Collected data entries
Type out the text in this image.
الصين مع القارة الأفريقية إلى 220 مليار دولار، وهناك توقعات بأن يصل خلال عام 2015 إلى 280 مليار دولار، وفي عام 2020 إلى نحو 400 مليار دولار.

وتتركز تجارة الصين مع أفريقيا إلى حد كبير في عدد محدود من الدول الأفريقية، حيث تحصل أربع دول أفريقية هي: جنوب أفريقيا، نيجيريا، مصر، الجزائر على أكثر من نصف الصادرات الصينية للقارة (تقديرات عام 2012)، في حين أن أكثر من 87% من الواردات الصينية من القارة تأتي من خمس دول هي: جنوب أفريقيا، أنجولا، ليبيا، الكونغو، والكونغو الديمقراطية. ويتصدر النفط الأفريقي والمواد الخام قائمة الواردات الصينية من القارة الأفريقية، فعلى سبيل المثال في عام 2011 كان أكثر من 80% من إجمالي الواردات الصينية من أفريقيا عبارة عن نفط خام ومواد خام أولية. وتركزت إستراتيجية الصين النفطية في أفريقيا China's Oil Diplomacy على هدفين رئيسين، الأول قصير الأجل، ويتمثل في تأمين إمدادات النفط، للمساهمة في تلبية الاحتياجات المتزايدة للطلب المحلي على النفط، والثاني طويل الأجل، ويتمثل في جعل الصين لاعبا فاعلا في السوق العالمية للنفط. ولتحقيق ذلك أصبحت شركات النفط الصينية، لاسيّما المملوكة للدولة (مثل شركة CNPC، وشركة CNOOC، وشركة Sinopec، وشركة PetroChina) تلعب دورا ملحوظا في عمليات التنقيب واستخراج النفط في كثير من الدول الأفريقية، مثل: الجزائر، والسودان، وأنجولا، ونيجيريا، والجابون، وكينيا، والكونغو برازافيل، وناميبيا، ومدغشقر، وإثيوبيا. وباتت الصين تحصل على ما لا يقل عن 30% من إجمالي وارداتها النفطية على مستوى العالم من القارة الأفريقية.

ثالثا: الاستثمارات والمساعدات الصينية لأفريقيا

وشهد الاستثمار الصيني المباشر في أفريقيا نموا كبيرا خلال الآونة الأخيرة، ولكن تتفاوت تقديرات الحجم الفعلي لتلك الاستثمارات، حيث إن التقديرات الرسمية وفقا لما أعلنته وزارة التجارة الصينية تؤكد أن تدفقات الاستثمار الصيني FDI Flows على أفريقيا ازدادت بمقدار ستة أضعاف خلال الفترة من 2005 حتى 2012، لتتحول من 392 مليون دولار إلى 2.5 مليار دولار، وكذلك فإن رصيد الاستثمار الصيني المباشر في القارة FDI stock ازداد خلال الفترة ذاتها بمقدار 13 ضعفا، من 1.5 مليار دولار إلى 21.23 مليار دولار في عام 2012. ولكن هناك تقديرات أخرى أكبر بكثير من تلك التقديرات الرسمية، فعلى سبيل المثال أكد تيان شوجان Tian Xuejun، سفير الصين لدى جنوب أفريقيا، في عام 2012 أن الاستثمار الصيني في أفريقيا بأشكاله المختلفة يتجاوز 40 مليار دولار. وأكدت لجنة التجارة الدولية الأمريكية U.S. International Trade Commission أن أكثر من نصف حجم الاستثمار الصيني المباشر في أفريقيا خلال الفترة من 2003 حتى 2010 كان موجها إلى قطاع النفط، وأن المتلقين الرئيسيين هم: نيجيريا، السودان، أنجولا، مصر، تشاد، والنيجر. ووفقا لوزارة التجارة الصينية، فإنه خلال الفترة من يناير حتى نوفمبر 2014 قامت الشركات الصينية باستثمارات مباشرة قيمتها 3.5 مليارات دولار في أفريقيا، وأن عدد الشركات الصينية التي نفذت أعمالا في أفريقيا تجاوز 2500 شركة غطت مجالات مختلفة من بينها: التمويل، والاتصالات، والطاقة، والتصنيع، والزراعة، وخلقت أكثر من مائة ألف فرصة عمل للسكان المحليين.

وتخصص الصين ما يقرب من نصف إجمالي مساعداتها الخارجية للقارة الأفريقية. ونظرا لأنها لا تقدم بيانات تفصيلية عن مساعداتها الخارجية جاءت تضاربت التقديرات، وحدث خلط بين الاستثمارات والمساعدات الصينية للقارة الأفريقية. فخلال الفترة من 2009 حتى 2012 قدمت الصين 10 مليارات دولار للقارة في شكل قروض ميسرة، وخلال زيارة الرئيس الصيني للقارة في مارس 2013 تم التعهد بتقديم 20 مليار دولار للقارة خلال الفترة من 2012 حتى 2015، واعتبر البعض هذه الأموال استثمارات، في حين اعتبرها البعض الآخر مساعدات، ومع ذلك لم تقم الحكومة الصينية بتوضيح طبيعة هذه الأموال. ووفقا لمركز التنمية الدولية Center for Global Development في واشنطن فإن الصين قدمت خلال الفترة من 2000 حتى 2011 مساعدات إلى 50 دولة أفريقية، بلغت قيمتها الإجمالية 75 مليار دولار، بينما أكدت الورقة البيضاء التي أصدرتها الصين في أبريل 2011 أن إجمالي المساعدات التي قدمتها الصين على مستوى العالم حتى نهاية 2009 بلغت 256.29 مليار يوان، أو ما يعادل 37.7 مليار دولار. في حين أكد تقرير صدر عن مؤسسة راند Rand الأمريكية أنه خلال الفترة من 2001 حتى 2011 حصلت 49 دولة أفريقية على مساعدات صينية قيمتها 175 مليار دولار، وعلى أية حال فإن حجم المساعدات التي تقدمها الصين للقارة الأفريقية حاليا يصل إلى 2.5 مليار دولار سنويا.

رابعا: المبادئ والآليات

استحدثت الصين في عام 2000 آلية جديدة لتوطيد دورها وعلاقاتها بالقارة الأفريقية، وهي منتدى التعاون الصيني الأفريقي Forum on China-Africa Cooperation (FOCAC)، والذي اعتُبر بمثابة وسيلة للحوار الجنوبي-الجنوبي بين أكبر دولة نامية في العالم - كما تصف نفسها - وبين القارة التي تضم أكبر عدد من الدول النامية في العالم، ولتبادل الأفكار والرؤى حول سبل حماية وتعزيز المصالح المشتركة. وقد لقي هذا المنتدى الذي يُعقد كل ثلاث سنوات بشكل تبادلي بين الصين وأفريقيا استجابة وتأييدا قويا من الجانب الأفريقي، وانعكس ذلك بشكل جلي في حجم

Given task >> Retype the records that precede this task, keeping them exactly the same.

Response to this task >>
Type out the text in this image.
الصين مع القارة الأفريقية إلى 220 مليار دولار، وهناك توقعات بأن يصل خلال عام 2015 إلى 280 مليار دولار، وفي عام 2020 إلى نحو 400 مليار دولار.

وتتركز تجارة الصين مع أفريقيا إلى حد كبير في عدد محدود من الدول الأفريقية، حيث تحصل أربع دول أفريقية هي: جنوب أفريقيا، نيجيريا، مصر، الجزائر على أكثر من نصف الصادرات الصينية للقارة (تقديرات عام 2012)، في حين أن أكثر من 87% من الواردات الصينية من القارة تأتي من خمس دول هي: جنوب أفريقيا، أنجولا، ليبيا، الكونغو، والكونغو الديمقراطية. ويتصدر النفط الأفريقي والمواد الخام قائمة الواردات الصينية من القارة الأفريقية، فعلى سبيل المثال في عام 2011 كان أكثر من 80% من إجمالي الواردات الصينية من أفريقيا عبارة عن نفط خام ومواد خام أولية. وتركزت إستراتيجية الصين النفطية في أفريقيا China's Oil Diplomacy على هدفين رئيسين، الأول قصير الأجل، ويتمثل في تأمين إمدادات النفط، للمساهمة في تلبية الاحتياجات المتزايدة للطلب المحلي على النفط، والثاني طويل الأجل، ويتمثل في جعل الصين لاعبا فاعلا في السوق العالمية للنفط. ولتحقيق ذلك أصبحت شركات النفط الصينية، لاسيّما المملوكة للدولة (مثل شركة CNPC، وشركة CNOOC، وشركة Sinopec، وشركة PetroChina) تلعب دورا ملحوظا في عمليات التنقيب واستخراج النفط في كثير من الدول الأفريقية، مثل: الجزائر، والسودان، وأنجولا، ونيجيريا، والجابون، وكينيا، والكونغو برازافيل، وناميبيا، ومدغشقر، وإثيوبيا. وباتت الصين تحصل على ما لا يقل عن 30% من إجمالي وارداتها النفطية على مستوى العالم من القارة الأفريقية.

ثالثا: الاستثمارات والمساعدات الصينية لأفريقيا

وشهد الاستثمار الصيني المباشر في أفريقيا نموا كبيرا خلال الآونة الأخيرة، ولكن تتفاوت تقديرات الحجم الفعلي لتلك الاستثمارات، حيث إن التقديرات الرسمية وفقا لما أعلنته وزارة التجارة الصينية تؤكد أن تدفقات الاستثمار الصيني FDI Flows على أفريقيا ازدادت بمقدار ستة أضعاف خلال الفترة من 2005 حتى 2012، لتتحول من 392 مليون دولار إلى 2.5 مليار دولار، وكذلك فإن رصيد الاستثمار الصيني المباشر في القارة FDI stock ازداد خلال الفترة ذاتها بمقدار 13 ضعفا، من 1.5 مليار دولار إلى 21.23 مليار دولار في عام 2012. ولكن هناك تقديرات أخرى أكبر بكثير من تلك التقديرات الرسمية، فعلى سبيل المثال أكد تيان شوجان Tian Xuejun، سفير الصين لدى جنوب أفريقيا، في عام 2012 أن الاستثمار الصيني في أفريقيا بأشكاله المختلفة يتجاوز 40 مليار دولار. وأكدت لجنة التجارة الدولية الأمريكية U.S. International Trade Commission أن أكثر من نصف حجم الاستثمار الصيني المباشر في أفريقيا خلال الفترة من 2003 حتى 2010 كان موجها إلى قطاع النفط، وأن المتلقين الرئيسيين هم: نيجيريا، السودان، أنجولا، مصر، تشاد، والنيجر. ووفقا لوزارة التجارة الصينية، فإنه خلال الفترة من يناير حتى نوفمبر 2014 قامت الشركات الصينية باستثمارات مباشرة قيمتها 3.5 مليارات دولار في أفريقيا، وأن عدد الشركات الصينية التي نفذت أعمالا في أفريقيا تجاوز 2500 شركة غطت مجالات مختلفة من بينها: التمويل، والاتصالات، والطاقة، والتصنيع، والزراعة، وخلقت أكثر من مائة ألف فرصة عمل للسكان المحليين.

وتخصص الصين ما يقرب من نصف إجمالي مساعداتها الخارجية للقارة الأفريقية. ونظرا لأنها لا تقدم بيانات تفصيلية عن مساعداتها الخارجية جاءت تضاربت التقديرات، وحدث خلط بين الاستثمارات والمساعدات الصينية للقارة الأفريقية. فخلال الفترة من 2009 حتى 2012 قدمت الصين 10 مليارات دولار للقارة في شكل قروض ميسرة، وخلال زيارة الرئيس الصيني للقارة في مارس 2013 تم التعهد بتقديم 20 مليار دولار للقارة خلال الفترة من 2012 حتى 2015، واعتبر البعض هذه الأموال استثمارات، في حين اعتبرها البعض الآخر مساعدات، ومع ذلك لم تقم الحكومة الصينية بتوضيح طبيعة هذه الأموال. ووفقا لمركز التنمية الدولية Center for Global Development في واشنطن فإن الصين قدمت خلال الفترة من 2000 حتى 2011 مساعدات إلى 50 دولة أفريقية، بلغت قيمتها الإجمالية 75 مليار دولار، بينما أكدت الورقة البيضاء التي أصدرتها الصين في أبريل 2011 أن إجمالي المساعدات التي قدمتها الصين على مستوى العالم حتى نهاية 2009 بلغت 256.29 مليار يوان، أو ما يعادل 37.7 مليار دولار. في حين أكد تقرير صدر عن مؤسسة راند Rand الأمريكية أنه خلال الفترة من 2001 حتى 2011 حصلت 49 دولة أفريقية على مساعدات صينية قيمتها 175 مليار دولار، وعلى أية حال فإن حجم المساعدات التي تقدمها الصين للقارة الأفريقية حاليا يصل إلى 2.5 مليار دولار سنويا.

رابعا: المبادئ والآليات

استحدثت الصين في عام 2000 آلية جديدة لتوطيد دورها وعلاقاتها بالقارة الأفريقية، وهي منتدى التعاون الصيني الأفريقي Forum on China-Africa Cooperation (FOCAC)، والذي اعتُبر بمثابة وسيلة للحوار الجنوبي-الجنوبي بين أكبر دولة نامية في العالم - كما تصف نفسها - وبين القارة التي تضم أكبر عدد من الدول النامية في العالم، ولتبادل الأفكار والرؤى حول سبل حماية وتعزيز المصالح المشتركة. وقد لقي هذا المنتدى الذي يُعقد كل ثلاث سنوات بشكل تبادلي بين الصين وأفريقيا استجابة وتأييدا قويا من الجانب الأفريقي، وانعكس ذلك بشكل جلي في حجم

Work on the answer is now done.